◆ TO BE DONE
1. Quote the CodeSentry text below from "Pre-built Binary" up to and including "all rules (default)".
2. Answer these questions using the CodeSentry text below.
(a) For which language is AI-powered code context via abcoder currently available?
(b) Which operating system do the current pre-built release artifacts target?
(c) Which flag disables AI-powered suggestions during a scan?

◆ READING TEXT
= = = = = = =
Skip to content

Colin4k1024/codesentry

Repository files navigation

CodeSentry

A fast, extensible static analysis and AI-powered code review tool with support for 11 programming languages.

Go Version License

Features

  • Multi-language support: Go, Python, TypeScript, JavaScript, Java, Ruby, Rust, C++, PHP, Swift, Kotlin
  • YAML-based rules: Easy to add custom security and performance rules
  • AI-powered context: Uses cloudwego/abcoder UniAST for Go code context understanding
  • Multiple output formats: Text, JSON, SARIF
  • Single binary: No external dependencies required for scanning
  • Extensible architecture: Add parsers for any language

Supported Languages

Language Extensions Parser Type
Go .go AST + Regex
Python .py, .pyw, .pyi Regex
TypeScript .ts, .tsx, .mts, .cts Regex
JavaScript .js, .jsx, .mjs, .cjs Regex
Java .java Regex
Ruby .rb Regex
Rust .rs Regex
C++ .cpp, .cc, .cxx, .c++, .h, .hpp Regex
PHP .php Regex
Swift .swift Regex
Kotlin .kt, .kts Regex

Note: AI-powered code context (via abcoder) is currently available for Go only. Other languages fall back to static regex-based suggestions.

Installation

Using go install (Recommended)

go install github.com/Colin4k1024/codesentry/cmd/goreview@latest

This installs the goreview binary to your $GOPATH/bin directory. Make sure $GOPATH/bin is in your $PATH, then run commands such as goreview scan ./src.

From Source

git clone https://github.com/Colin4k1024/codesentry.git
cd codesentry
go build -o goreview ./cmd/goreview

Pre-built Binary

Download from the Releases page. Current pre-built release artifacts target macOS (darwin/amd64 and darwin/arm64). Linux and Windows users should use go install or build from source.

Quick Start

# Scan a directory for security issues
goreview scan ./src --security

# Scan with all rules (default)
goreview scan ./src

# Scan with performance rules only
goreview scan ./src --performance

# Disable AI-powered suggestions (faster, no context enrichment)
goreview scan ./src --security --no-ai

# Output to JSON file
goreview scan ./src --security -o results.json

# Output in SARIF format (CI/CD integration)
= = = = = = =
◆ MATERIAL SHOWN
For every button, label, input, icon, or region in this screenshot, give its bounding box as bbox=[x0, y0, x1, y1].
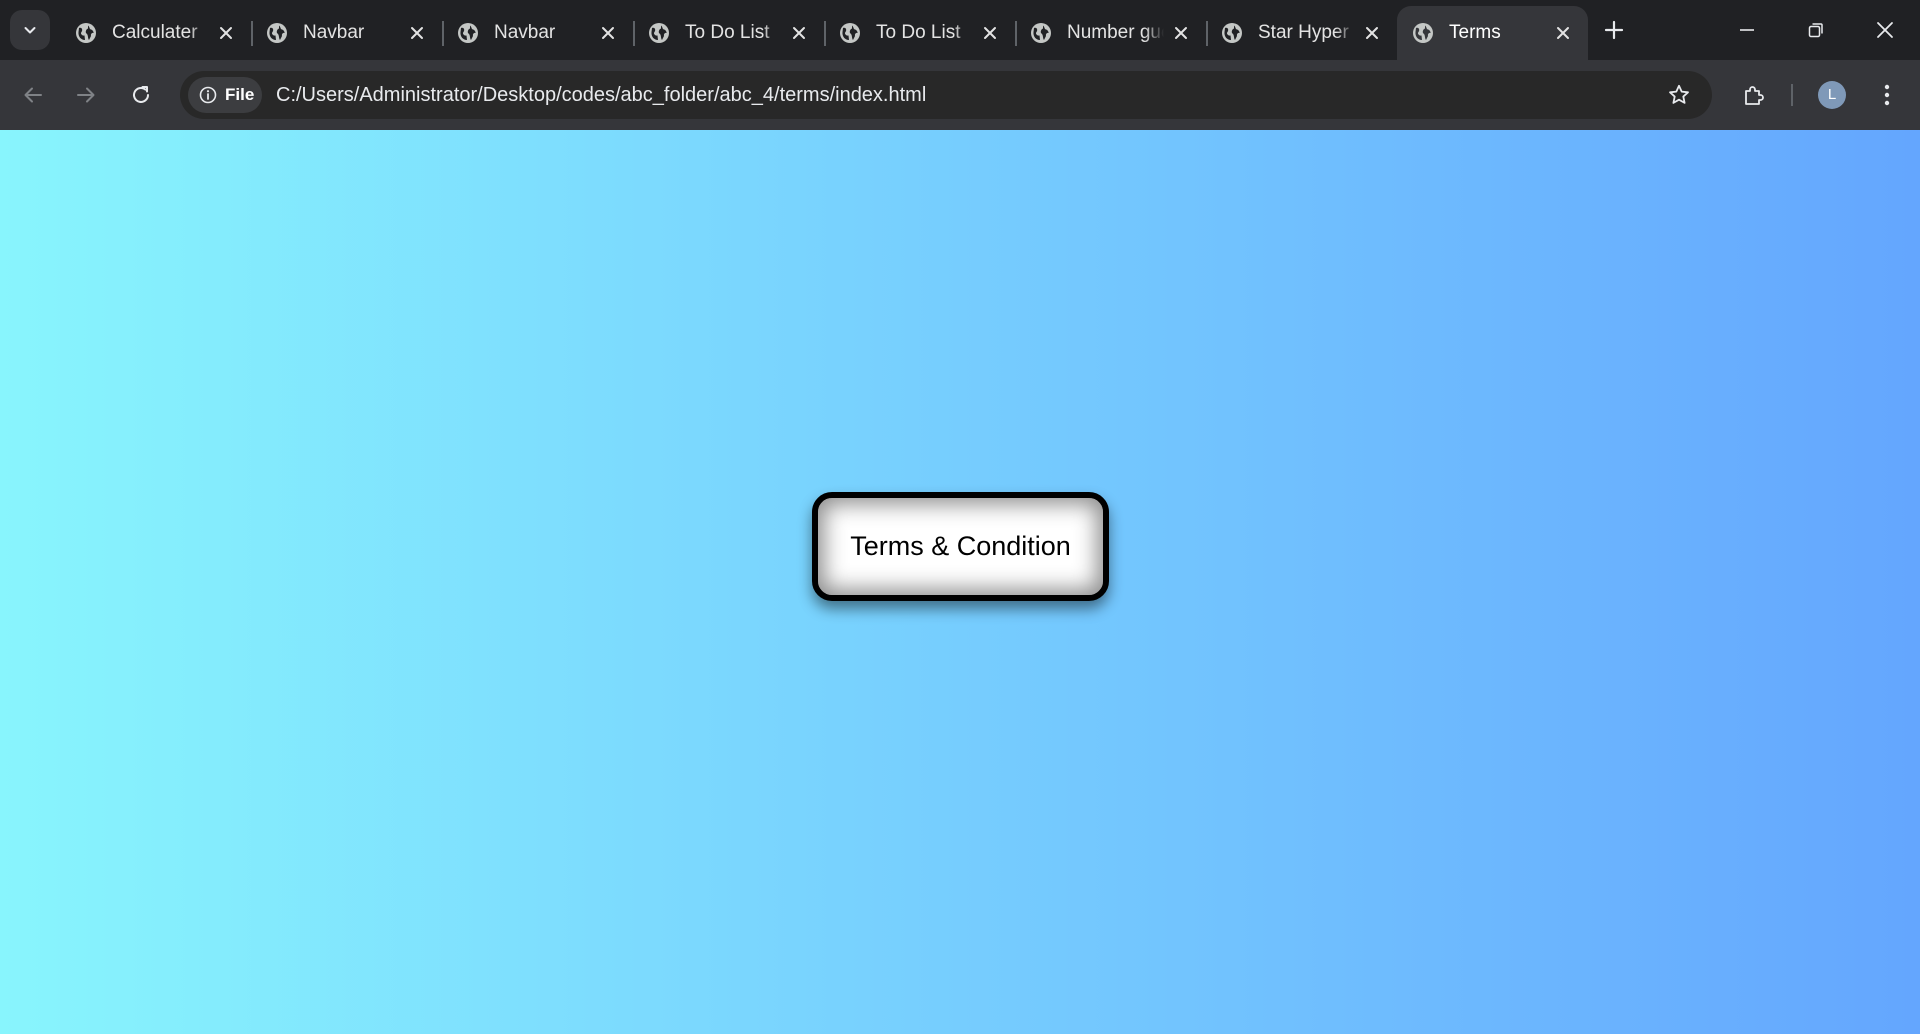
forward-button[interactable] bbox=[67, 76, 105, 114]
reload-icon bbox=[133, 86, 149, 103]
tab-navbar[interactable]: Navbar bbox=[251, 6, 442, 60]
site-info-chip[interactable]: File bbox=[188, 77, 262, 113]
arrow-right-icon bbox=[77, 87, 95, 103]
close-icon bbox=[1877, 22, 1893, 38]
plus-icon bbox=[1604, 20, 1624, 40]
tab-number-guessing[interactable]: Number guessing bbox=[1015, 6, 1206, 60]
reload-button[interactable] bbox=[122, 76, 160, 114]
tab-title: To Do List bbox=[876, 22, 961, 43]
close-tab-icon[interactable] bbox=[215, 22, 237, 44]
tab-title: Star Hyper bbox=[1258, 22, 1349, 43]
toolbar-divider bbox=[1791, 84, 1793, 106]
tab-list: Calculater Navbar Navbar To Do List To D… bbox=[60, 6, 1588, 60]
minimize-button[interactable] bbox=[1724, 8, 1770, 52]
url-text[interactable]: C:/Users/Administrator/Desktop/codes/abc… bbox=[276, 71, 926, 119]
back-button[interactable] bbox=[14, 76, 52, 114]
globe-icon bbox=[1222, 23, 1242, 43]
tab-to-do-list[interactable]: To Do List bbox=[824, 6, 1015, 60]
close-tab-icon[interactable] bbox=[1552, 22, 1574, 44]
tab-title: Terms bbox=[1449, 22, 1501, 43]
bookmark-button[interactable] bbox=[1664, 80, 1694, 110]
close-tab-icon[interactable] bbox=[1361, 22, 1383, 44]
browser-toolbar: File C:/Users/Administrator/Desktop/code… bbox=[0, 60, 1920, 130]
tab-to-do-list[interactable]: To Do List bbox=[633, 6, 824, 60]
site-chip-label: File bbox=[225, 85, 255, 104]
close-tab-icon[interactable] bbox=[406, 22, 428, 44]
restore-button[interactable] bbox=[1793, 8, 1839, 52]
extensions-button[interactable] bbox=[1735, 76, 1773, 114]
tab-title: Calculater bbox=[112, 22, 198, 43]
globe-icon bbox=[840, 23, 860, 43]
tab-title: Navbar bbox=[494, 22, 556, 43]
chevron-down-icon bbox=[24, 27, 36, 34]
close-tab-icon[interactable] bbox=[788, 22, 810, 44]
tab-search-button[interactable] bbox=[10, 10, 50, 50]
globe-icon bbox=[267, 23, 287, 43]
new-tab-button[interactable] bbox=[1598, 14, 1630, 46]
tab-star-hyper[interactable]: Star Hyper bbox=[1206, 6, 1397, 60]
browser-menu-button[interactable] bbox=[1872, 76, 1902, 114]
tab-title: Number guessing bbox=[1067, 22, 1164, 43]
close-tab-icon[interactable] bbox=[979, 22, 1001, 44]
tab-navbar[interactable]: Navbar bbox=[442, 6, 633, 60]
tab-title: To Do List bbox=[685, 22, 770, 43]
puzzle-icon bbox=[1745, 86, 1764, 105]
globe-icon bbox=[458, 23, 478, 43]
close-window-button[interactable] bbox=[1862, 8, 1908, 52]
minimize-icon bbox=[1740, 29, 1754, 31]
globe-icon bbox=[649, 23, 669, 43]
close-tab-icon[interactable] bbox=[1170, 22, 1192, 44]
info-icon bbox=[199, 86, 217, 104]
page-viewport: Terms & Condition bbox=[0, 130, 1920, 1034]
more-vertical-icon bbox=[1884, 84, 1890, 106]
tab-title: Navbar bbox=[303, 22, 365, 43]
terms-and-condition-button[interactable]: Terms & Condition bbox=[812, 492, 1109, 601]
tab-terms[interactable]: Terms bbox=[1397, 6, 1588, 60]
close-tab-icon[interactable] bbox=[597, 22, 619, 44]
address-bar[interactable]: File C:/Users/Administrator/Desktop/code… bbox=[180, 71, 1712, 119]
star-icon bbox=[1669, 84, 1689, 104]
restore-icon bbox=[1808, 23, 1823, 38]
arrow-left-icon bbox=[24, 87, 42, 103]
globe-icon bbox=[1413, 23, 1433, 43]
tab-calculater[interactable]: Calculater bbox=[60, 6, 251, 60]
profile-avatar[interactable]: L bbox=[1818, 81, 1846, 109]
globe-icon bbox=[1031, 23, 1051, 43]
globe-icon bbox=[76, 23, 96, 43]
tab-strip: Calculater Navbar Navbar To Do List To D… bbox=[0, 0, 1920, 60]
= = = = = = =
◆ ANSWER LIST
1.
Pre-built Binary

Download from the Releases page. Current pre-built release artifacts target macOS (darwin/amd64 and darwin/arm64). Linux and Windows users should use go install or build from source.

Quick Start

# Scan a directory for security issues
goreview scan ./src --security

# Scan with all rules (default)

2.
(a) Go
(b) macOS (darwin/amd64 and darwin/arm64)
(c) --no-ai